## [Task details]
Search the listing for the string "into" and copy every line that contains it.

## [Extracted material]
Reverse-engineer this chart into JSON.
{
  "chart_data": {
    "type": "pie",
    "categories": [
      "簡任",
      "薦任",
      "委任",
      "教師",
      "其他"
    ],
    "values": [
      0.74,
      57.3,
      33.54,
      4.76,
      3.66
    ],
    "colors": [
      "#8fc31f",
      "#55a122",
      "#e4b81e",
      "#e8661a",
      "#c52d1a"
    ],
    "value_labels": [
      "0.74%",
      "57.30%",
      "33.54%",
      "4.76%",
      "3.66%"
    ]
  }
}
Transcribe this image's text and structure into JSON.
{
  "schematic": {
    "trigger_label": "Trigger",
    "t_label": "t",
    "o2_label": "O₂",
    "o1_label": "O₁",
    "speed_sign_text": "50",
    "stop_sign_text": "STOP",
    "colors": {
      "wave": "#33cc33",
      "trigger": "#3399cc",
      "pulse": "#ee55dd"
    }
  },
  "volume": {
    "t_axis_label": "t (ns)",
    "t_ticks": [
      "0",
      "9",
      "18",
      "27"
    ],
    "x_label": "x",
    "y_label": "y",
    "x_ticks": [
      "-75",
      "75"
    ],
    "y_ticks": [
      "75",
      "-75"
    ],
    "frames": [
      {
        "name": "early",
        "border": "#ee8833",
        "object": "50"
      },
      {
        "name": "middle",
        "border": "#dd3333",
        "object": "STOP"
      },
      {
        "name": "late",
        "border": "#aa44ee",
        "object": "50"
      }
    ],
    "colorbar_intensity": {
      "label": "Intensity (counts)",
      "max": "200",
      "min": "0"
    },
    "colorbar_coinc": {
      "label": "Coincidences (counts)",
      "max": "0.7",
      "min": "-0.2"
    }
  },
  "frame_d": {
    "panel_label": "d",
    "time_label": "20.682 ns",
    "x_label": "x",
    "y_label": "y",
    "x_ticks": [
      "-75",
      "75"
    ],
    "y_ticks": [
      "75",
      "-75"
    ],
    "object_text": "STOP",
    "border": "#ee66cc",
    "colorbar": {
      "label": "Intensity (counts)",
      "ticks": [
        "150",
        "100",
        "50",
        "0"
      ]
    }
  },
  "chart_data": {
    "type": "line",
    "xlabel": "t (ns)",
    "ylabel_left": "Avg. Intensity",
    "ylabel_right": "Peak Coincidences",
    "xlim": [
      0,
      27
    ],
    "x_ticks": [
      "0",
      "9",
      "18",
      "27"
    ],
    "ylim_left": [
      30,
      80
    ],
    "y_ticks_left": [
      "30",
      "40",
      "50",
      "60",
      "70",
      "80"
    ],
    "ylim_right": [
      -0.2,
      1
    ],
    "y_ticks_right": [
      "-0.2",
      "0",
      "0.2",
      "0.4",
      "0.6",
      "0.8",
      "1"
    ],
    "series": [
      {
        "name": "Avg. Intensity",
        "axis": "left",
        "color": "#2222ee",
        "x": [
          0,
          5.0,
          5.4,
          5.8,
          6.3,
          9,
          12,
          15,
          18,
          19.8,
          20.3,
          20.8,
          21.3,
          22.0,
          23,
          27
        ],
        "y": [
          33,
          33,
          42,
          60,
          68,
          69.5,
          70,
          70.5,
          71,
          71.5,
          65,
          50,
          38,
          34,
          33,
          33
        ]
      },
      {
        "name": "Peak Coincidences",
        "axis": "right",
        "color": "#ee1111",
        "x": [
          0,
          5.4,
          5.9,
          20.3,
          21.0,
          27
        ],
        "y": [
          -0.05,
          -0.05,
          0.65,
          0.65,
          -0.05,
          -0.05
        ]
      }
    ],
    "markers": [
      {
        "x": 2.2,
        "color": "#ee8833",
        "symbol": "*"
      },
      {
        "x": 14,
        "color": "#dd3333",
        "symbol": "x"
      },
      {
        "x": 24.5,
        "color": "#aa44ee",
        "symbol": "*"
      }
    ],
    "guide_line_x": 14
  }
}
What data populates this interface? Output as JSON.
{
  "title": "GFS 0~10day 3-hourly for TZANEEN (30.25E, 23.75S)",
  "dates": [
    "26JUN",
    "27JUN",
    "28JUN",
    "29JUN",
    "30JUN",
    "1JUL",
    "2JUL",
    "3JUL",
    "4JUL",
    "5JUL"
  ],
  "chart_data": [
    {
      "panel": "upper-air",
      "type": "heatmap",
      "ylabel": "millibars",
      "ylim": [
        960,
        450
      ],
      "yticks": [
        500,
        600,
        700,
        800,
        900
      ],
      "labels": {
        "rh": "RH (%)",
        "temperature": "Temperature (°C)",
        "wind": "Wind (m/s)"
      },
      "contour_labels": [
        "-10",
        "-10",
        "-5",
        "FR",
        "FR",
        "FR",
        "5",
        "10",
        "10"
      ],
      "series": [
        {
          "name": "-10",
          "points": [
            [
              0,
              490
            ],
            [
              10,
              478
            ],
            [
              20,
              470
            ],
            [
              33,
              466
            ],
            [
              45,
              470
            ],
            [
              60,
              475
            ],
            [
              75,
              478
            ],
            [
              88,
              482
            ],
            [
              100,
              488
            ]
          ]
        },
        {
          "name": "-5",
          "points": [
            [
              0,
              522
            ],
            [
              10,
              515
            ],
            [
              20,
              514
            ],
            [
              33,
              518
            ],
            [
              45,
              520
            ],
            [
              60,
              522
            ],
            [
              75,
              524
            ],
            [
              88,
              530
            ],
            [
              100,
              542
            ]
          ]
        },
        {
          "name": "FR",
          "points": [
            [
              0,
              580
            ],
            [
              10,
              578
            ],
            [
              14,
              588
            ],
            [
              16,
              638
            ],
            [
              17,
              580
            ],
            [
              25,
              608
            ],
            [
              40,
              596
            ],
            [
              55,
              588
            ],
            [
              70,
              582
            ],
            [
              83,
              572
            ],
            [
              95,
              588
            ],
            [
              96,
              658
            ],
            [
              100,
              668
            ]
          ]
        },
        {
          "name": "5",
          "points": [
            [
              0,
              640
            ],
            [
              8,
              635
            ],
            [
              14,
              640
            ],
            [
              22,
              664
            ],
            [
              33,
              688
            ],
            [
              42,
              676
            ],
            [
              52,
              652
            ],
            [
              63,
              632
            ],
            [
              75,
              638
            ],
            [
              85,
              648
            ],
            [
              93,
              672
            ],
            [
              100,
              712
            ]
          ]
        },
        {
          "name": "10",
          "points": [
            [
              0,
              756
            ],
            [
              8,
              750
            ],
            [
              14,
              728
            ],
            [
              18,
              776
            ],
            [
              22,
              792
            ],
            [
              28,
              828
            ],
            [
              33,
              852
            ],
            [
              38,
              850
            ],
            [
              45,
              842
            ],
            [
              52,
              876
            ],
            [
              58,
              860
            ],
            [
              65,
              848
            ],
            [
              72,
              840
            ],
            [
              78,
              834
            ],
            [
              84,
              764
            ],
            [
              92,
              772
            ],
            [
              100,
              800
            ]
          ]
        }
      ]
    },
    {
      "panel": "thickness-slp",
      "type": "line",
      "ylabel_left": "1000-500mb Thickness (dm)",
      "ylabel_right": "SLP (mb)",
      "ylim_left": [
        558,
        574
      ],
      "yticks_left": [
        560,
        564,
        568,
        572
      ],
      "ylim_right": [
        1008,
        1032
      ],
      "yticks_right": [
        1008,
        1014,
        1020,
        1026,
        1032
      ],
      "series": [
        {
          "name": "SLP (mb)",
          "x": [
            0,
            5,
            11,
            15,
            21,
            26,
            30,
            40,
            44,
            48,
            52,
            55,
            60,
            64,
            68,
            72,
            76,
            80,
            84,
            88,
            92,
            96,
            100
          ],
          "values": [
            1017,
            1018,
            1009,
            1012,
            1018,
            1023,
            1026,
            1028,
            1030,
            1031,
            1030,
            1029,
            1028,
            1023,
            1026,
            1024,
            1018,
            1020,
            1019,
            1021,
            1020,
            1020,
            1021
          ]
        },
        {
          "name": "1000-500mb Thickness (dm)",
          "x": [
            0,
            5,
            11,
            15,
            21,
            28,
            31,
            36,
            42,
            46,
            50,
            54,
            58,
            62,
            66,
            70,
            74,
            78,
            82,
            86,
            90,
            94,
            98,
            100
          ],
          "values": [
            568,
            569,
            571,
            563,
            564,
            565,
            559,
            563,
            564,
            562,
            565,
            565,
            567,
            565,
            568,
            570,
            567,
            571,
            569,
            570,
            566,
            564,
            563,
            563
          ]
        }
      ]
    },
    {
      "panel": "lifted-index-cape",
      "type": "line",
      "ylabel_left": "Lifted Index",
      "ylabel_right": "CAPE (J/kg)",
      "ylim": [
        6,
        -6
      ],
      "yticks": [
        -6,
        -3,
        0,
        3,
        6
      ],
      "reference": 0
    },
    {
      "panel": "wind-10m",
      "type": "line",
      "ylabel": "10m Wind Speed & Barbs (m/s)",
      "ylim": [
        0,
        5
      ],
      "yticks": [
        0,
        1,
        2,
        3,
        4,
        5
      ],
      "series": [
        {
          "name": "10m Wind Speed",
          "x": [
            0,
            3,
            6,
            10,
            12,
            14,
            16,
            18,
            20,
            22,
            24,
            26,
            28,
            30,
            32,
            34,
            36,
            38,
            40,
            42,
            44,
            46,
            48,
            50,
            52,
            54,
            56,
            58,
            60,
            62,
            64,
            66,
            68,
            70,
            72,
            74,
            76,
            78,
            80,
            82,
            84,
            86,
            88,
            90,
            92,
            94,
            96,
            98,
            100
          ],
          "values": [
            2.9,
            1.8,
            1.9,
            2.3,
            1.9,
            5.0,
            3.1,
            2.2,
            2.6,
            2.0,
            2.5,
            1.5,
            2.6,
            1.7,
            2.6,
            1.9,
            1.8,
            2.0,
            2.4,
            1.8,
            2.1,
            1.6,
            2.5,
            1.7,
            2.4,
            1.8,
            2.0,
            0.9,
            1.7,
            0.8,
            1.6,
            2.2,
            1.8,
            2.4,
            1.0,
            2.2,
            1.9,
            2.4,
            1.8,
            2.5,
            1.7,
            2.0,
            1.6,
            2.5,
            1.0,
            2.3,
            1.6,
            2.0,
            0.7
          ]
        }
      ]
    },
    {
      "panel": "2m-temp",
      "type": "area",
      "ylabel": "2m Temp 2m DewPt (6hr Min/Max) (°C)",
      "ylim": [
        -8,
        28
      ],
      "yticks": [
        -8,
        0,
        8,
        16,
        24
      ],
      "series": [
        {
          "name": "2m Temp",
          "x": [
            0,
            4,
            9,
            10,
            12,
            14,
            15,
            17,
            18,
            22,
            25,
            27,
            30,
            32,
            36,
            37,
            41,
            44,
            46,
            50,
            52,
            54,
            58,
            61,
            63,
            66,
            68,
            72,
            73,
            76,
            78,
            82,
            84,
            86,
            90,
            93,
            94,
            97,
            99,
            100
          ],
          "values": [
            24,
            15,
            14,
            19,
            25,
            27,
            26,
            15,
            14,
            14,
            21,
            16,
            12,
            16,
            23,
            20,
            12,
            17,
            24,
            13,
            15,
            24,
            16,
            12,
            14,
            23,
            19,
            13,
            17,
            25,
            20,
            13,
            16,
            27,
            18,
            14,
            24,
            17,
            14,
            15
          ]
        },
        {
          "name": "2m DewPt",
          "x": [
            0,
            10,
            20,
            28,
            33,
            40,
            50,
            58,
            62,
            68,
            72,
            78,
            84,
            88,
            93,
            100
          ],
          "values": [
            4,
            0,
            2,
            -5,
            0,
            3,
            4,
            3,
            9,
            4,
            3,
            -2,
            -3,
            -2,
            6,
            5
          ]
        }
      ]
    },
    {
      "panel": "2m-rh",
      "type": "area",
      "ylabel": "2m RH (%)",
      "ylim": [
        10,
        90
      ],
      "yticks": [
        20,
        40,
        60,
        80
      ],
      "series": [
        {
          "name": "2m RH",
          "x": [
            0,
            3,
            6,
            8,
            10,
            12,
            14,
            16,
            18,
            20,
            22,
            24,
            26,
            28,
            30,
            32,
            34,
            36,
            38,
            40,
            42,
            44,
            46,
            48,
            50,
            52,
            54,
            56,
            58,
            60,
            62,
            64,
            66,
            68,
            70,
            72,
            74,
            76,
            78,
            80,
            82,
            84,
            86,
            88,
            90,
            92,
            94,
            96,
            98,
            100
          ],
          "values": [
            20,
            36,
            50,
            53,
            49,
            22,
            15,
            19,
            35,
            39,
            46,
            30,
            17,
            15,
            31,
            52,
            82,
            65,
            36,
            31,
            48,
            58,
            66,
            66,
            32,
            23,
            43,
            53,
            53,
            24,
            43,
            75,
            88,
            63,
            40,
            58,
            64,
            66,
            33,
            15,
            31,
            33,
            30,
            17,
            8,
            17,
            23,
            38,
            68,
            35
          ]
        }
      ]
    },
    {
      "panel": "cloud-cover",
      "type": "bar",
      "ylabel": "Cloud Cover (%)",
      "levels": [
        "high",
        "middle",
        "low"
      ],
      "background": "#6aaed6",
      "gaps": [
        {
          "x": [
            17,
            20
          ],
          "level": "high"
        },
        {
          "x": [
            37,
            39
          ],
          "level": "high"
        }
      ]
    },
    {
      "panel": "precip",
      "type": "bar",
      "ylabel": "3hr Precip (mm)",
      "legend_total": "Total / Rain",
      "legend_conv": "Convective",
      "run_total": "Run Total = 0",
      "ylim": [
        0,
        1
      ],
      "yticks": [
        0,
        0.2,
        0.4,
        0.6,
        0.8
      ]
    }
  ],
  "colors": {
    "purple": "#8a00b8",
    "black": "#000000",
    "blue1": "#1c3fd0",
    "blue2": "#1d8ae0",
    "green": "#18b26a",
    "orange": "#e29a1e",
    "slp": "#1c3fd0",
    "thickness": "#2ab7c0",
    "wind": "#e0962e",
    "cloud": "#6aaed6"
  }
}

## [Task result]
Reverse-engineer this chart into JSON.
Transcribe this image's text and structure into JSON.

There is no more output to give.